**Exercise instructions**
Every entry that follows should be repeated exactly; drop the images.

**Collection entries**

= = = =

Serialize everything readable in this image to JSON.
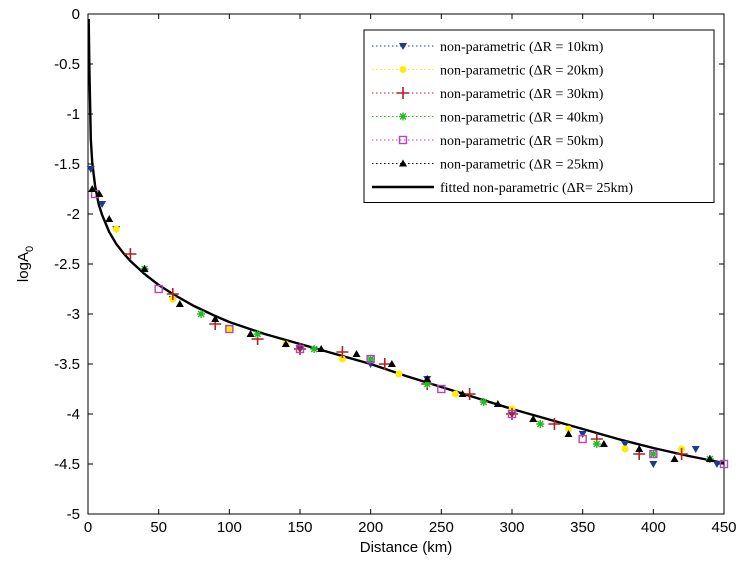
{
  "chart_data": {
    "type": "scatter",
    "title": "",
    "xlabel": "Distance (km)",
    "ylabel": "logA",
    "ylabel_subscript": "0",
    "xlim": [
      0,
      450
    ],
    "ylim": [
      -5,
      0
    ],
    "xticks": [
      "0",
      "50",
      "100",
      "150",
      "200",
      "250",
      "300",
      "350",
      "400",
      "450"
    ],
    "yticks": [
      "0",
      "-0.5",
      "-1",
      "-1.5",
      "-2",
      "-2.5",
      "-3",
      "-3.5",
      "-4",
      "-4.5",
      "-5"
    ],
    "grid": false,
    "legend_position": "top-right",
    "series": [
      {
        "name": "non-parametric (ΔR = 10km)",
        "marker": "triangle-down",
        "color": "#1f3a8a",
        "x": [
          2,
          10,
          20,
          60,
          100,
          150,
          200,
          240,
          300,
          350,
          380,
          400,
          430,
          445
        ],
        "y": [
          -1.55,
          -1.9,
          -2.15,
          -2.85,
          -3.15,
          -3.35,
          -3.5,
          -3.65,
          -4.0,
          -4.2,
          -4.3,
          -4.5,
          -4.35,
          -4.5
        ]
      },
      {
        "name": "non-parametric (ΔR = 20km)",
        "marker": "circle",
        "color": "#ffee00",
        "x": [
          20,
          60,
          100,
          140,
          180,
          220,
          260,
          300,
          340,
          380,
          420
        ],
        "y": [
          -2.15,
          -2.85,
          -3.15,
          -3.3,
          -3.45,
          -3.6,
          -3.8,
          -3.95,
          -4.15,
          -4.35,
          -4.35
        ]
      },
      {
        "name": "non-parametric (ΔR = 30km)",
        "marker": "plus",
        "color": "#b22222",
        "x": [
          30,
          60,
          90,
          120,
          150,
          180,
          210,
          240,
          270,
          300,
          330,
          360,
          390,
          420
        ],
        "y": [
          -2.4,
          -2.8,
          -3.1,
          -3.25,
          -3.35,
          -3.38,
          -3.5,
          -3.7,
          -3.8,
          -4.0,
          -4.1,
          -4.25,
          -4.4,
          -4.4
        ]
      },
      {
        "name": "non-parametric (ΔR = 40km)",
        "marker": "asterisk",
        "color": "#22bb22",
        "x": [
          40,
          80,
          120,
          160,
          200,
          240,
          280,
          320,
          360,
          400,
          440
        ],
        "y": [
          -2.55,
          -3.0,
          -3.2,
          -3.35,
          -3.45,
          -3.7,
          -3.88,
          -4.1,
          -4.3,
          -4.4,
          -4.45
        ]
      },
      {
        "name": "non-parametric (ΔR = 50km)",
        "marker": "square",
        "color": "#bb44bb",
        "x": [
          5,
          50,
          100,
          150,
          200,
          250,
          300,
          350,
          400,
          450
        ],
        "y": [
          -1.8,
          -2.75,
          -3.15,
          -3.35,
          -3.45,
          -3.75,
          -4.0,
          -4.25,
          -4.4,
          -4.5
        ]
      },
      {
        "name": "non-parametric (ΔR = 25km)",
        "marker": "triangle-up",
        "color": "#000000",
        "x": [
          3,
          8,
          15,
          40,
          65,
          90,
          115,
          140,
          165,
          190,
          215,
          240,
          265,
          290,
          315,
          340,
          365,
          390,
          415,
          440
        ],
        "y": [
          -1.75,
          -1.8,
          -2.05,
          -2.55,
          -2.9,
          -3.05,
          -3.2,
          -3.3,
          -3.35,
          -3.4,
          -3.5,
          -3.65,
          -3.8,
          -3.9,
          -4.05,
          -4.2,
          -4.3,
          -4.35,
          -4.45,
          -4.45
        ]
      },
      {
        "name": "fitted non-parametric (ΔR= 25km)",
        "marker": "none",
        "line": "solid",
        "color": "#000000",
        "x": [
          0.5,
          1,
          2,
          3,
          5,
          7.5,
          10,
          15,
          20,
          25,
          30,
          40,
          50,
          60,
          75,
          90,
          100,
          125,
          150,
          175,
          200,
          225,
          250,
          275,
          300,
          325,
          350,
          375,
          400,
          425,
          450
        ],
        "y": [
          -0.05,
          -0.55,
          -1.25,
          -1.48,
          -1.72,
          -1.9,
          -2.01,
          -2.18,
          -2.3,
          -2.39,
          -2.47,
          -2.6,
          -2.71,
          -2.8,
          -2.92,
          -3.02,
          -3.08,
          -3.2,
          -3.3,
          -3.4,
          -3.5,
          -3.62,
          -3.73,
          -3.84,
          -3.95,
          -4.05,
          -4.15,
          -4.25,
          -4.34,
          -4.42,
          -4.49
        ]
      }
    ]
  }
}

= = = =

**Exercise solution**
Serialize everything readable in this image to JSON.
{
  "chart_data": {
    "type": "scatter",
    "title": "",
    "xlabel": "Distance (km)",
    "ylabel": "logA",
    "ylabel_subscript": "0",
    "xlim": [
      0,
      450
    ],
    "ylim": [
      -5,
      0
    ],
    "xticks": [
      "0",
      "50",
      "100",
      "150",
      "200",
      "250",
      "300",
      "350",
      "400",
      "450"
    ],
    "yticks": [
      "0",
      "-0.5",
      "-1",
      "-1.5",
      "-2",
      "-2.5",
      "-3",
      "-3.5",
      "-4",
      "-4.5",
      "-5"
    ],
    "grid": false,
    "legend_position": "top-right",
    "series": [
      {
        "name": "non-parametric (ΔR = 10km)",
        "marker": "triangle-down",
        "color": "#1f3a8a",
        "x": [
          2,
          10,
          20,
          60,
          100,
          150,
          200,
          240,
          300,
          350,
          380,
          400,
          430,
          445
        ],
        "y": [
          -1.55,
          -1.9,
          -2.15,
          -2.85,
          -3.15,
          -3.35,
          -3.5,
          -3.65,
          -4.0,
          -4.2,
          -4.3,
          -4.5,
          -4.35,
          -4.5
        ]
      },
      {
        "name": "non-parametric (ΔR = 20km)",
        "marker": "circle",
        "color": "#ffee00",
        "x": [
          20,
          60,
          100,
          140,
          180,
          220,
          260,
          300,
          340,
          380,
          420
        ],
        "y": [
          -2.15,
          -2.85,
          -3.15,
          -3.3,
          -3.45,
          -3.6,
          -3.8,
          -3.95,
          -4.15,
          -4.35,
          -4.35
        ]
      },
      {
        "name": "non-parametric (ΔR = 30km)",
        "marker": "plus",
        "color": "#b22222",
        "x": [
          30,
          60,
          90,
          120,
          150,
          180,
          210,
          240,
          270,
          300,
          330,
          360,
          390,
          420
        ],
        "y": [
          -2.4,
          -2.8,
          -3.1,
          -3.25,
          -3.35,
          -3.38,
          -3.5,
          -3.7,
          -3.8,
          -4.0,
          -4.1,
          -4.25,
          -4.4,
          -4.4
        ]
      },
      {
        "name": "non-parametric (ΔR = 40km)",
        "marker": "asterisk",
        "color": "#22bb22",
        "x": [
          40,
          80,
          120,
          160,
          200,
          240,
          280,
          320,
          360,
          400,
          440
        ],
        "y": [
          -2.55,
          -3.0,
          -3.2,
          -3.35,
          -3.45,
          -3.7,
          -3.88,
          -4.1,
          -4.3,
          -4.4,
          -4.45
        ]
      },
      {
        "name": "non-parametric (ΔR = 50km)",
        "marker": "square",
        "color": "#bb44bb",
        "x": [
          5,
          50,
          100,
          150,
          200,
          250,
          300,
          350,
          400,
          450
        ],
        "y": [
          -1.8,
          -2.75,
          -3.15,
          -3.35,
          -3.45,
          -3.75,
          -4.0,
          -4.25,
          -4.4,
          -4.5
        ]
      },
      {
        "name": "non-parametric (ΔR = 25km)",
        "marker": "triangle-up",
        "color": "#000000",
        "x": [
          3,
          8,
          15,
          40,
          65,
          90,
          115,
          140,
          165,
          190,
          215,
          240,
          265,
          290,
          315,
          340,
          365,
          390,
          415,
          440
        ],
        "y": [
          -1.75,
          -1.8,
          -2.05,
          -2.55,
          -2.9,
          -3.05,
          -3.2,
          -3.3,
          -3.35,
          -3.4,
          -3.5,
          -3.65,
          -3.8,
          -3.9,
          -4.05,
          -4.2,
          -4.3,
          -4.35,
          -4.45,
          -4.45
        ]
      },
      {
        "name": "fitted non-parametric (ΔR= 25km)",
        "marker": "none",
        "line": "solid",
        "color": "#000000",
        "x": [
          0.5,
          1,
          2,
          3,
          5,
          7.5,
          10,
          15,
          20,
          25,
          30,
          40,
          50,
          60,
          75,
          90,
          100,
          125,
          150,
          175,
          200,
          225,
          250,
          275,
          300,
          325,
          350,
          375,
          400,
          425,
          450
        ],
        "y": [
          -0.05,
          -0.55,
          -1.25,
          -1.48,
          -1.72,
          -1.9,
          -2.01,
          -2.18,
          -2.3,
          -2.39,
          -2.47,
          -2.6,
          -2.71,
          -2.8,
          -2.92,
          -3.02,
          -3.08,
          -3.2,
          -3.3,
          -3.4,
          -3.5,
          -3.62,
          -3.73,
          -3.84,
          -3.95,
          -4.05,
          -4.15,
          -4.25,
          -4.34,
          -4.42,
          -4.49
        ]
      }
    ]
  }
}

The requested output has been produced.